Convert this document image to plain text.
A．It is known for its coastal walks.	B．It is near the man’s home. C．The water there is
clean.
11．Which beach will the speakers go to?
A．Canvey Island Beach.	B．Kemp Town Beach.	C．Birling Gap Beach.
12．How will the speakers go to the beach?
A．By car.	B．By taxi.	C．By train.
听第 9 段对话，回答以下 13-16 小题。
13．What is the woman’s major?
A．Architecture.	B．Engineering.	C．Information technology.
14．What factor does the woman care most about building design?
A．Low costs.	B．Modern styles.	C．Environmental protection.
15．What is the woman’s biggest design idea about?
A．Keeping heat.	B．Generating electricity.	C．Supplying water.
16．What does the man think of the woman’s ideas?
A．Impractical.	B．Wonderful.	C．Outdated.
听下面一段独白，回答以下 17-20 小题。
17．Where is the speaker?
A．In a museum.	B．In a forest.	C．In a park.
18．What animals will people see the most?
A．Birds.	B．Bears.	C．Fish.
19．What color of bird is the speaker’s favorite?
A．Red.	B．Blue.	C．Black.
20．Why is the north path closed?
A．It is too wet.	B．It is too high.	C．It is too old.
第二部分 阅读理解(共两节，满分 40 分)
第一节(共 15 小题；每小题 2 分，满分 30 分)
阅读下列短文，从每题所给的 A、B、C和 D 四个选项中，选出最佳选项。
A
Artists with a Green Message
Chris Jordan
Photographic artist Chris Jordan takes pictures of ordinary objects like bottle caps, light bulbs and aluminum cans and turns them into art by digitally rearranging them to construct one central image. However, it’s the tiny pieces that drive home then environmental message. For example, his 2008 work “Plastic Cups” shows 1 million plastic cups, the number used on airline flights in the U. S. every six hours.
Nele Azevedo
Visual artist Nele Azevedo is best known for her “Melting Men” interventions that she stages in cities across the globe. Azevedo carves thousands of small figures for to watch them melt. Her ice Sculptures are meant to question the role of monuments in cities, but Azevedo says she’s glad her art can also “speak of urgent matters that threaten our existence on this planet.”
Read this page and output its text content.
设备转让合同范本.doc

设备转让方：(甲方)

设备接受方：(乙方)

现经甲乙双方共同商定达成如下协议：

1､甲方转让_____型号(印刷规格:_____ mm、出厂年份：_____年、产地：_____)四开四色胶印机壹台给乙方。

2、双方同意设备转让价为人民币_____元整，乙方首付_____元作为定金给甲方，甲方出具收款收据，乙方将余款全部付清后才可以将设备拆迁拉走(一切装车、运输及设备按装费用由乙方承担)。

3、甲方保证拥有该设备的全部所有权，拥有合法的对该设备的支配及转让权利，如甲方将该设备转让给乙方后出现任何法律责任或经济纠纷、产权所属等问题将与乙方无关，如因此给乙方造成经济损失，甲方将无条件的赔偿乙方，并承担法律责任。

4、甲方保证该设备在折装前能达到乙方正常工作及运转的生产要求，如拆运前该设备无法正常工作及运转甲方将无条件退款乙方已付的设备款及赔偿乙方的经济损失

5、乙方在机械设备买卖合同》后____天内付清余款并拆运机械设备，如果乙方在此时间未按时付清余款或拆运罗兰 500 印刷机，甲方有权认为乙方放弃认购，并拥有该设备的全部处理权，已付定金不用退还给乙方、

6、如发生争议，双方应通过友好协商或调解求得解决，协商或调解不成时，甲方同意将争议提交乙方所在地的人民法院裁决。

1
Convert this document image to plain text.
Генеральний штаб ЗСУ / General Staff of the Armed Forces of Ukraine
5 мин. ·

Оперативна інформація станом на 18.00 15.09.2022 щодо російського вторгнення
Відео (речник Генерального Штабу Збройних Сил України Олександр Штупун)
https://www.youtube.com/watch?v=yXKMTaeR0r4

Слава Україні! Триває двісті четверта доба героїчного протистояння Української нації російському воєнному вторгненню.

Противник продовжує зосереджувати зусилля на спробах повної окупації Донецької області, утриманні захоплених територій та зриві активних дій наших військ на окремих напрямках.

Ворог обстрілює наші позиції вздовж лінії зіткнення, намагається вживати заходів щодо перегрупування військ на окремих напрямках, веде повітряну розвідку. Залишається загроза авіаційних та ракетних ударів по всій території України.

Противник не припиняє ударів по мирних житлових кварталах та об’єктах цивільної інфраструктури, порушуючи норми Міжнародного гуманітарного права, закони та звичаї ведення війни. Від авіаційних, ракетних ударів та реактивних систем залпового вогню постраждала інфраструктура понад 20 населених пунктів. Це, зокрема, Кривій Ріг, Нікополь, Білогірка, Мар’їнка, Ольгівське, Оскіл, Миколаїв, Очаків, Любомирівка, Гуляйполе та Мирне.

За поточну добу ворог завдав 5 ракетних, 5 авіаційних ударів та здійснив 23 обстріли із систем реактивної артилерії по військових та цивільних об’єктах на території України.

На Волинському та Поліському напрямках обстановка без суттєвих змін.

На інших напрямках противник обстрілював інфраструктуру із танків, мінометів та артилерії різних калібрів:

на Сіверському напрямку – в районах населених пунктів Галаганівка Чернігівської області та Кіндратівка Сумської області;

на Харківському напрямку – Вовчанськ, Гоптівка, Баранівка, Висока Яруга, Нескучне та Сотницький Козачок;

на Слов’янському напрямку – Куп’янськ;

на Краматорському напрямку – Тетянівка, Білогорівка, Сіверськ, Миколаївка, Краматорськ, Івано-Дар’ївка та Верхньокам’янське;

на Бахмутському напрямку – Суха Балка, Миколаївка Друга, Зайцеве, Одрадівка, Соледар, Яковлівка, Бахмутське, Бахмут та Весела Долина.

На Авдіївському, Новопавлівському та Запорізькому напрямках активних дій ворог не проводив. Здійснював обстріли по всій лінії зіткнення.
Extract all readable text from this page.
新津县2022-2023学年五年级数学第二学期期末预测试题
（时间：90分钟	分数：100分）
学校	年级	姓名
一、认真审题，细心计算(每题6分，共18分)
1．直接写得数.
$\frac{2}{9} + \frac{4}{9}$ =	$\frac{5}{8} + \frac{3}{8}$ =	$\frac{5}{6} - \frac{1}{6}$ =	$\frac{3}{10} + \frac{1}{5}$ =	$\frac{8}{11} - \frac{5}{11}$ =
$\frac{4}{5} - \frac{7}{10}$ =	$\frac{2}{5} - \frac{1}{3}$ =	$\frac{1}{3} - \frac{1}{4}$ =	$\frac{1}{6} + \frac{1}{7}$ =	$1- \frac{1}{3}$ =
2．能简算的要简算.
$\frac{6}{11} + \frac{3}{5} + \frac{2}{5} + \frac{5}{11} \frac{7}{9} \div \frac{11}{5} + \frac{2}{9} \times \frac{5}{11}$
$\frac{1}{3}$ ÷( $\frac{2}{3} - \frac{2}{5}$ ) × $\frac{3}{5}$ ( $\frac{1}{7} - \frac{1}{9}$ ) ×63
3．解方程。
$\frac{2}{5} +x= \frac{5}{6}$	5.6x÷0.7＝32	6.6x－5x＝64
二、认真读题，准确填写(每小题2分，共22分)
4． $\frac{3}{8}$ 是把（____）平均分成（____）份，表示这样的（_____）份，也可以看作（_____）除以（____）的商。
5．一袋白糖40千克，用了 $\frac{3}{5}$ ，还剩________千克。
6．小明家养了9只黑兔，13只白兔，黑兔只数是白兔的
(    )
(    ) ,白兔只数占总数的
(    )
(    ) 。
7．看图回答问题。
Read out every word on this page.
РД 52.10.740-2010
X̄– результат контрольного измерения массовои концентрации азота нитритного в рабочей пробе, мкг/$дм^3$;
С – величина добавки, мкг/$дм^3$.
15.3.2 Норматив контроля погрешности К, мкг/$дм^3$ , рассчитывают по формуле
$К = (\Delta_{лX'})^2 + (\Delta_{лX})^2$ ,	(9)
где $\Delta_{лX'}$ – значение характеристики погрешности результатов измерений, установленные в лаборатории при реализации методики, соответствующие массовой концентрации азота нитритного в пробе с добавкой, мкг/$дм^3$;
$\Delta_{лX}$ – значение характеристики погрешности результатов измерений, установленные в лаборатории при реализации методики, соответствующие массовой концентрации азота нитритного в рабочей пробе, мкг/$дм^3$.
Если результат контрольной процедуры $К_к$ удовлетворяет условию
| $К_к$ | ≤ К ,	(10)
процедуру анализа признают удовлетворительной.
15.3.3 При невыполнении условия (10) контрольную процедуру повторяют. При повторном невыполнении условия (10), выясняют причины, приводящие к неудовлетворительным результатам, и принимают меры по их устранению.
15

+++

# [Stated task]
Determine how many lines in the data above contain the string "артилерії". Give nothing except the number.

# [Correct result]
2